Figure collection entries:
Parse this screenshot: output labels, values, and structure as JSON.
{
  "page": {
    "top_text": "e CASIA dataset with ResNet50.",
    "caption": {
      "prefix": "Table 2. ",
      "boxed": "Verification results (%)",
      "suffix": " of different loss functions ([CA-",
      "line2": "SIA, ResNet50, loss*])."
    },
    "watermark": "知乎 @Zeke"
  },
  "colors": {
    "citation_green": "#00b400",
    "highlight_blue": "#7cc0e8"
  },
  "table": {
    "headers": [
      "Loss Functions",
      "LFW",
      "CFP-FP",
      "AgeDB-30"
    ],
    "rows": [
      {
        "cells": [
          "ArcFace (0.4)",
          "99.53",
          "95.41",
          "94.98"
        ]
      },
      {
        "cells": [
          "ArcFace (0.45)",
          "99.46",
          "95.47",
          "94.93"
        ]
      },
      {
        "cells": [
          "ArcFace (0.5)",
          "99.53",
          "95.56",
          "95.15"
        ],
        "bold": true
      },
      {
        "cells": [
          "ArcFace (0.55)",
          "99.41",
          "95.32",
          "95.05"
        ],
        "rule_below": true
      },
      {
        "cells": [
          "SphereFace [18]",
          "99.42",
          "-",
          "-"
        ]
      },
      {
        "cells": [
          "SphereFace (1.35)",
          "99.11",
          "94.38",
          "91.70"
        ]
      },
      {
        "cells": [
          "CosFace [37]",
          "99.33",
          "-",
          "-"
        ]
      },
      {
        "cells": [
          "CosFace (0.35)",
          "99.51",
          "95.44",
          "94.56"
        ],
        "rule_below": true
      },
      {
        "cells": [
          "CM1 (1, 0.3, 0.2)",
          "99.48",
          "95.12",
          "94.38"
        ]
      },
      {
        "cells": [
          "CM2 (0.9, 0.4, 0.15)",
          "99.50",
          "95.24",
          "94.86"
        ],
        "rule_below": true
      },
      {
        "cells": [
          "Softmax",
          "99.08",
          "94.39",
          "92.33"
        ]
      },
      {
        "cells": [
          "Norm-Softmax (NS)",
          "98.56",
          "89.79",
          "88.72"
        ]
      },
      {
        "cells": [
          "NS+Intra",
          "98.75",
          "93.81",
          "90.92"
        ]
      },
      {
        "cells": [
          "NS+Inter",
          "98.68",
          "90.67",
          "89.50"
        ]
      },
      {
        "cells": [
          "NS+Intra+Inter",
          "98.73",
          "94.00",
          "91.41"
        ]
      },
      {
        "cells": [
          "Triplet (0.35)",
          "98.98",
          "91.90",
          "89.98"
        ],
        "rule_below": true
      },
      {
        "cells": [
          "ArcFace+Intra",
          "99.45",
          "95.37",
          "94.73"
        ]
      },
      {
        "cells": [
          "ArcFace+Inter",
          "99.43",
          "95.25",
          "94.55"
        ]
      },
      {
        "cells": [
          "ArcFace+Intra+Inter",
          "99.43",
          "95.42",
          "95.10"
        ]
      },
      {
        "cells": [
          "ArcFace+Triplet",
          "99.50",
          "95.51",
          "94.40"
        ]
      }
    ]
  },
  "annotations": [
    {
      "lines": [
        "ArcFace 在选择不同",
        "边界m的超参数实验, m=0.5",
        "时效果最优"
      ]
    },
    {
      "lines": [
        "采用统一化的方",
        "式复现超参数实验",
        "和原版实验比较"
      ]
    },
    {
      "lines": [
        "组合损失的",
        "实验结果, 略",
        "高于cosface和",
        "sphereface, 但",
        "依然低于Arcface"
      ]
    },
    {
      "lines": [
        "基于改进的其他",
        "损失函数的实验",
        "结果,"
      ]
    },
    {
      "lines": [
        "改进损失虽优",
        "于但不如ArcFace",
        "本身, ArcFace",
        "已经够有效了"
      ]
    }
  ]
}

What you have to do - Restate every record exactly, leaving nothing out.

Finished exercise -
Parse this screenshot: output labels, values, and structure as JSON.
{
  "page": {
    "top_text": "e CASIA dataset with ResNet50.",
    "caption": {
      "prefix": "Table 2. ",
      "boxed": "Verification results (%)",
      "suffix": " of different loss functions ([CA-",
      "line2": "SIA, ResNet50, loss*])."
    },
    "watermark": "知乎 @Zeke"
  },
  "colors": {
    "citation_green": "#00b400",
    "highlight_blue": "#7cc0e8"
  },
  "table": {
    "headers": [
      "Loss Functions",
      "LFW",
      "CFP-FP",
      "AgeDB-30"
    ],
    "rows": [
      {
        "cells": [
          "ArcFace (0.4)",
          "99.53",
          "95.41",
          "94.98"
        ]
      },
      {
        "cells": [
          "ArcFace (0.45)",
          "99.46",
          "95.47",
          "94.93"
        ]
      },
      {
        "cells": [
          "ArcFace (0.5)",
          "99.53",
          "95.56",
          "95.15"
        ],
        "bold": true
      },
      {
        "cells": [
          "ArcFace (0.55)",
          "99.41",
          "95.32",
          "95.05"
        ],
        "rule_below": true
      },
      {
        "cells": [
          "SphereFace [18]",
          "99.42",
          "-",
          "-"
        ]
      },
      {
        "cells": [
          "SphereFace (1.35)",
          "99.11",
          "94.38",
          "91.70"
        ]
      },
      {
        "cells": [
          "CosFace [37]",
          "99.33",
          "-",
          "-"
        ]
      },
      {
        "cells": [
          "CosFace (0.35)",
          "99.51",
          "95.44",
          "94.56"
        ],
        "rule_below": true
      },
      {
        "cells": [
          "CM1 (1, 0.3, 0.2)",
          "99.48",
          "95.12",
          "94.38"
        ]
      },
      {
        "cells": [
          "CM2 (0.9, 0.4, 0.15)",
          "99.50",
          "95.24",
          "94.86"
        ],
        "rule_below": true
      },
      {
        "cells": [
          "Softmax",
          "99.08",
          "94.39",
          "92.33"
        ]
      },
      {
        "cells": [
          "Norm-Softmax (NS)",
          "98.56",
          "89.79",
          "88.72"
        ]
      },
      {
        "cells": [
          "NS+Intra",
          "98.75",
          "93.81",
          "90.92"
        ]
      },
      {
        "cells": [
          "NS+Inter",
          "98.68",
          "90.67",
          "89.50"
        ]
      },
      {
        "cells": [
          "NS+Intra+Inter",
          "98.73",
          "94.00",
          "91.41"
        ]
      },
      {
        "cells": [
          "Triplet (0.35)",
          "98.98",
          "91.90",
          "89.98"
        ],
        "rule_below": true
      },
      {
        "cells": [
          "ArcFace+Intra",
          "99.45",
          "95.37",
          "94.73"
        ]
      },
      {
        "cells": [
          "ArcFace+Inter",
          "99.43",
          "95.25",
          "94.55"
        ]
      },
      {
        "cells": [
          "ArcFace+Intra+Inter",
          "99.43",
          "95.42",
          "95.10"
        ]
      },
      {
        "cells": [
          "ArcFace+Triplet",
          "99.50",
          "95.51",
          "94.40"
        ]
      }
    ]
  },
  "annotations": [
    {
      "lines": [
        "ArcFace 在选择不同",
        "边界m的超参数实验, m=0.5",
        "时效果最优"
      ]
    },
    {
      "lines": [
        "采用统一化的方",
        "式复现超参数实验",
        "和原版实验比较"
      ]
    },
    {
      "lines": [
        "组合损失的",
        "实验结果, 略",
        "高于cosface和",
        "sphereface, 但",
        "依然低于Arcface"
      ]
    },
    {
      "lines": [
        "基于改进的其他",
        "损失函数的实验",
        "结果,"
      ]
    },
    {
      "lines": [
        "改进损失虽优",
        "于但不如ArcFace",
        "本身, ArcFace",
        "已经够有效了"
      ]
    }
  ]
}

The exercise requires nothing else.